Figure record extracts:
Begin

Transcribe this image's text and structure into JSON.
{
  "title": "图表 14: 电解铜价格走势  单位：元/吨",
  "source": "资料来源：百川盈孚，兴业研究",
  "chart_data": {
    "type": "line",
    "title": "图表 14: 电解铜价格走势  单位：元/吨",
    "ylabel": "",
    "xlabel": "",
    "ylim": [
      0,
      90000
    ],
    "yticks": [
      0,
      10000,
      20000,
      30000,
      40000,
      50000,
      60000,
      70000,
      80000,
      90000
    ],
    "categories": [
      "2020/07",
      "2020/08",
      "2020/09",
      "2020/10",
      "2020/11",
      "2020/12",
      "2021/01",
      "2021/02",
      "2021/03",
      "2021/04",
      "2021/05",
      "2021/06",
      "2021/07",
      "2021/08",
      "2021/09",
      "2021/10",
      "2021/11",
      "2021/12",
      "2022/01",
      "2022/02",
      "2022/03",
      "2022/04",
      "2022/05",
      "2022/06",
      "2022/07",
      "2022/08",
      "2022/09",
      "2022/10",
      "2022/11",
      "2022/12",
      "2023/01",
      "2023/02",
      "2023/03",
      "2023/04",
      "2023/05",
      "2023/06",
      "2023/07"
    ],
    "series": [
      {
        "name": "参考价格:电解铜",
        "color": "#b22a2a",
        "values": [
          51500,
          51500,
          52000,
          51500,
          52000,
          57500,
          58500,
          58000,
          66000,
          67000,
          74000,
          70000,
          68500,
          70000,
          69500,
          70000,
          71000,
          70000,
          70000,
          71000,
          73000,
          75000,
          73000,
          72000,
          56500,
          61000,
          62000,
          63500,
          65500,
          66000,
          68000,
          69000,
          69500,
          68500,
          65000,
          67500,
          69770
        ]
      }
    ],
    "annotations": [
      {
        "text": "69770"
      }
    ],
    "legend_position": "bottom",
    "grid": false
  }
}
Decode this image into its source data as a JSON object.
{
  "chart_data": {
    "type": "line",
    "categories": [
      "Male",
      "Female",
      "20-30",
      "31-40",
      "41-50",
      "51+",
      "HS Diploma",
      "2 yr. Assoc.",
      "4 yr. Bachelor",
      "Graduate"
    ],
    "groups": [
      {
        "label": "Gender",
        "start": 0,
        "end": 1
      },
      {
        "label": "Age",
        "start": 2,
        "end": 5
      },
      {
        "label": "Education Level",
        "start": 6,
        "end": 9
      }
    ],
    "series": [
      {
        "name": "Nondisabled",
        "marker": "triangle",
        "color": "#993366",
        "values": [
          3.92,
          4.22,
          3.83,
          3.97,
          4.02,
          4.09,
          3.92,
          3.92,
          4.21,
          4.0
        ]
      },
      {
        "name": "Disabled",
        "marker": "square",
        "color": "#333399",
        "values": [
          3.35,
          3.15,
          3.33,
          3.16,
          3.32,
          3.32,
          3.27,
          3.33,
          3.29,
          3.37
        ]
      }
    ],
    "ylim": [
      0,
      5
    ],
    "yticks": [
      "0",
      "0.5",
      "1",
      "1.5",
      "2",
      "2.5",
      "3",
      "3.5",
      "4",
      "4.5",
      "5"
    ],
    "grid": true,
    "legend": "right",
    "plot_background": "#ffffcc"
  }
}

End

[Brief] All of the entries must be quoted exactly; please include each one.

[Response below]
Transcribe this image's text and structure into JSON.
{
  "title": "图表 14: 电解铜价格走势  单位：元/吨",
  "source": "资料来源：百川盈孚，兴业研究",
  "chart_data": {
    "type": "line",
    "title": "图表 14: 电解铜价格走势  单位：元/吨",
    "ylabel": "",
    "xlabel": "",
    "ylim": [
      0,
      90000
    ],
    "yticks": [
      0,
      10000,
      20000,
      30000,
      40000,
      50000,
      60000,
      70000,
      80000,
      90000
    ],
    "categories": [
      "2020/07",
      "2020/08",
      "2020/09",
      "2020/10",
      "2020/11",
      "2020/12",
      "2021/01",
      "2021/02",
      "2021/03",
      "2021/04",
      "2021/05",
      "2021/06",
      "2021/07",
      "2021/08",
      "2021/09",
      "2021/10",
      "2021/11",
      "2021/12",
      "2022/01",
      "2022/02",
      "2022/03",
      "2022/04",
      "2022/05",
      "2022/06",
      "2022/07",
      "2022/08",
      "2022/09",
      "2022/10",
      "2022/11",
      "2022/12",
      "2023/01",
      "2023/02",
      "2023/03",
      "2023/04",
      "2023/05",
      "2023/06",
      "2023/07"
    ],
    "series": [
      {
        "name": "参考价格:电解铜",
        "color": "#b22a2a",
        "values": [
          51500,
          51500,
          52000,
          51500,
          52000,
          57500,
          58500,
          58000,
          66000,
          67000,
          74000,
          70000,
          68500,
          70000,
          69500,
          70000,
          71000,
          70000,
          70000,
          71000,
          73000,
          75000,
          73000,
          72000,
          56500,
          61000,
          62000,
          63500,
          65500,
          66000,
          68000,
          69000,
          69500,
          68500,
          65000,
          67500,
          69770
        ]
      }
    ],
    "annotations": [
      {
        "text": "69770"
      }
    ],
    "legend_position": "bottom",
    "grid": false
  }
}
Decode this image into its source data as a JSON object.
{
  "chart_data": {
    "type": "line",
    "categories": [
      "Male",
      "Female",
      "20-30",
      "31-40",
      "41-50",
      "51+",
      "HS Diploma",
      "2 yr. Assoc.",
      "4 yr. Bachelor",
      "Graduate"
    ],
    "groups": [
      {
        "label": "Gender",
        "start": 0,
        "end": 1
      },
      {
        "label": "Age",
        "start": 2,
        "end": 5
      },
      {
        "label": "Education Level",
        "start": 6,
        "end": 9
      }
    ],
    "series": [
      {
        "name": "Nondisabled",
        "marker": "triangle",
        "color": "#993366",
        "values": [
          3.92,
          4.22,
          3.83,
          3.97,
          4.02,
          4.09,
          3.92,
          3.92,
          4.21,
          4.0
        ]
      },
      {
        "name": "Disabled",
        "marker": "square",
        "color": "#333399",
        "values": [
          3.35,
          3.15,
          3.33,
          3.16,
          3.32,
          3.32,
          3.27,
          3.33,
          3.29,
          3.37
        ]
      }
    ],
    "ylim": [
      0,
      5
    ],
    "yticks": [
      "0",
      "0.5",
      "1",
      "1.5",
      "2",
      "2.5",
      "3",
      "3.5",
      "4",
      "4.5",
      "5"
    ],
    "grid": true,
    "legend": "right",
    "plot_background": "#ffffcc"
  }
}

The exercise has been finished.